[Chart and figure data]
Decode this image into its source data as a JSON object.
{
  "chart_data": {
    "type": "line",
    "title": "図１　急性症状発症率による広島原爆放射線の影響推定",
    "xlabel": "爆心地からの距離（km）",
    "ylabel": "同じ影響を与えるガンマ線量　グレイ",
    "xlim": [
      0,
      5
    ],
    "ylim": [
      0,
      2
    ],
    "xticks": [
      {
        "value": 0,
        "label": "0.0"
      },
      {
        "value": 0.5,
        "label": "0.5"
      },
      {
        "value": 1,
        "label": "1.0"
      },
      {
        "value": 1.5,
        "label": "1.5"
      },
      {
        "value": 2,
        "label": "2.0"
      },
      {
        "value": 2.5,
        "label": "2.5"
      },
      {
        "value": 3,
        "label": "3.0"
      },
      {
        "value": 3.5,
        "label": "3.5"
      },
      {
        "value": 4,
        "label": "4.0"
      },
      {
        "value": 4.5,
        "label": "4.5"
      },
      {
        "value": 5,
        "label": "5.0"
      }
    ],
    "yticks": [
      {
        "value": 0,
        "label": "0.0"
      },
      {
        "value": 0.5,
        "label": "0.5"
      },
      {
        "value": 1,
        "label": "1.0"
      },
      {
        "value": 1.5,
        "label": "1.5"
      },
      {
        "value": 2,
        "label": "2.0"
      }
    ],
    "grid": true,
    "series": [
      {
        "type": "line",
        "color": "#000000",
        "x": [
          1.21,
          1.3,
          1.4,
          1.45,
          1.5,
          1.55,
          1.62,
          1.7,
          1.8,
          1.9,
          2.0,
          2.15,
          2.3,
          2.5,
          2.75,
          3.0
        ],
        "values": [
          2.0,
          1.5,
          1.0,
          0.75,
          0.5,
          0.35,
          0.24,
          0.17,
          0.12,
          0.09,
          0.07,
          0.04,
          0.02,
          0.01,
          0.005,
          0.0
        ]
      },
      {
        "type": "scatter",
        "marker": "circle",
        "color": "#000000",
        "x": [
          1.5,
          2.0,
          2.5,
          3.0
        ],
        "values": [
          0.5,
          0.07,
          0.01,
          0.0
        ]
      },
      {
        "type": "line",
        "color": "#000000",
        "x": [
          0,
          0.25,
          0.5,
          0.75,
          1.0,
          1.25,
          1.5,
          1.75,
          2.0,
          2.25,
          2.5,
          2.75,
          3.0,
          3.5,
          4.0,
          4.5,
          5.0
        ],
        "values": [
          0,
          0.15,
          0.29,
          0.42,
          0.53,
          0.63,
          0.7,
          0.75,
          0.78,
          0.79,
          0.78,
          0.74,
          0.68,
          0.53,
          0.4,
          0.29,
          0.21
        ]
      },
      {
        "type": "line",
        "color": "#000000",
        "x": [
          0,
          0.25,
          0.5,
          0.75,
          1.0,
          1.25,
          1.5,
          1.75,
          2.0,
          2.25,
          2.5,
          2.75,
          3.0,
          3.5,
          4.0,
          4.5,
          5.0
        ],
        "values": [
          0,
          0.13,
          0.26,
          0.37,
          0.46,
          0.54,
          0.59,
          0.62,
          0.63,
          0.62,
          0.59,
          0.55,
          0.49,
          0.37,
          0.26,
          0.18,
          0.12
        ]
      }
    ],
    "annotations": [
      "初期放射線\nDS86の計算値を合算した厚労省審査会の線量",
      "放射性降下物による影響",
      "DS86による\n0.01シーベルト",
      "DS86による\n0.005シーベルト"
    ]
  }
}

WHAT NEEDS TO BE DONE:
Send back all of the entries exactly, with nothing missing.

CORRECT RESULT:
Decode this image into its source data as a JSON object.
{
  "chart_data": {
    "type": "line",
    "title": "図１　急性症状発症率による広島原爆放射線の影響推定",
    "xlabel": "爆心地からの距離（km）",
    "ylabel": "同じ影響を与えるガンマ線量　グレイ",
    "xlim": [
      0,
      5
    ],
    "ylim": [
      0,
      2
    ],
    "xticks": [
      {
        "value": 0,
        "label": "0.0"
      },
      {
        "value": 0.5,
        "label": "0.5"
      },
      {
        "value": 1,
        "label": "1.0"
      },
      {
        "value": 1.5,
        "label": "1.5"
      },
      {
        "value": 2,
        "label": "2.0"
      },
      {
        "value": 2.5,
        "label": "2.5"
      },
      {
        "value": 3,
        "label": "3.0"
      },
      {
        "value": 3.5,
        "label": "3.5"
      },
      {
        "value": 4,
        "label": "4.0"
      },
      {
        "value": 4.5,
        "label": "4.5"
      },
      {
        "value": 5,
        "label": "5.0"
      }
    ],
    "yticks": [
      {
        "value": 0,
        "label": "0.0"
      },
      {
        "value": 0.5,
        "label": "0.5"
      },
      {
        "value": 1,
        "label": "1.0"
      },
      {
        "value": 1.5,
        "label": "1.5"
      },
      {
        "value": 2,
        "label": "2.0"
      }
    ],
    "grid": true,
    "series": [
      {
        "type": "line",
        "color": "#000000",
        "x": [
          1.21,
          1.3,
          1.4,
          1.45,
          1.5,
          1.55,
          1.62,
          1.7,
          1.8,
          1.9,
          2.0,
          2.15,
          2.3,
          2.5,
          2.75,
          3.0
        ],
        "values": [
          2.0,
          1.5,
          1.0,
          0.75,
          0.5,
          0.35,
          0.24,
          0.17,
          0.12,
          0.09,
          0.07,
          0.04,
          0.02,
          0.01,
          0.005,
          0.0
        ]
      },
      {
        "type": "scatter",
        "marker": "circle",
        "color": "#000000",
        "x": [
          1.5,
          2.0,
          2.5,
          3.0
        ],
        "values": [
          0.5,
          0.07,
          0.01,
          0.0
        ]
      },
      {
        "type": "line",
        "color": "#000000",
        "x": [
          0,
          0.25,
          0.5,
          0.75,
          1.0,
          1.25,
          1.5,
          1.75,
          2.0,
          2.25,
          2.5,
          2.75,
          3.0,
          3.5,
          4.0,
          4.5,
          5.0
        ],
        "values": [
          0,
          0.15,
          0.29,
          0.42,
          0.53,
          0.63,
          0.7,
          0.75,
          0.78,
          0.79,
          0.78,
          0.74,
          0.68,
          0.53,
          0.4,
          0.29,
          0.21
        ]
      },
      {
        "type": "line",
        "color": "#000000",
        "x": [
          0,
          0.25,
          0.5,
          0.75,
          1.0,
          1.25,
          1.5,
          1.75,
          2.0,
          2.25,
          2.5,
          2.75,
          3.0,
          3.5,
          4.0,
          4.5,
          5.0
        ],
        "values": [
          0,
          0.13,
          0.26,
          0.37,
          0.46,
          0.54,
          0.59,
          0.62,
          0.63,
          0.62,
          0.59,
          0.55,
          0.49,
          0.37,
          0.26,
          0.18,
          0.12
        ]
      }
    ],
    "annotations": [
      "初期放射線\nDS86の計算値を合算した厚労省審査会の線量",
      "放射性降下物による影響",
      "DS86による\n0.01シーベルト",
      "DS86による\n0.005シーベルト"
    ]
  }
}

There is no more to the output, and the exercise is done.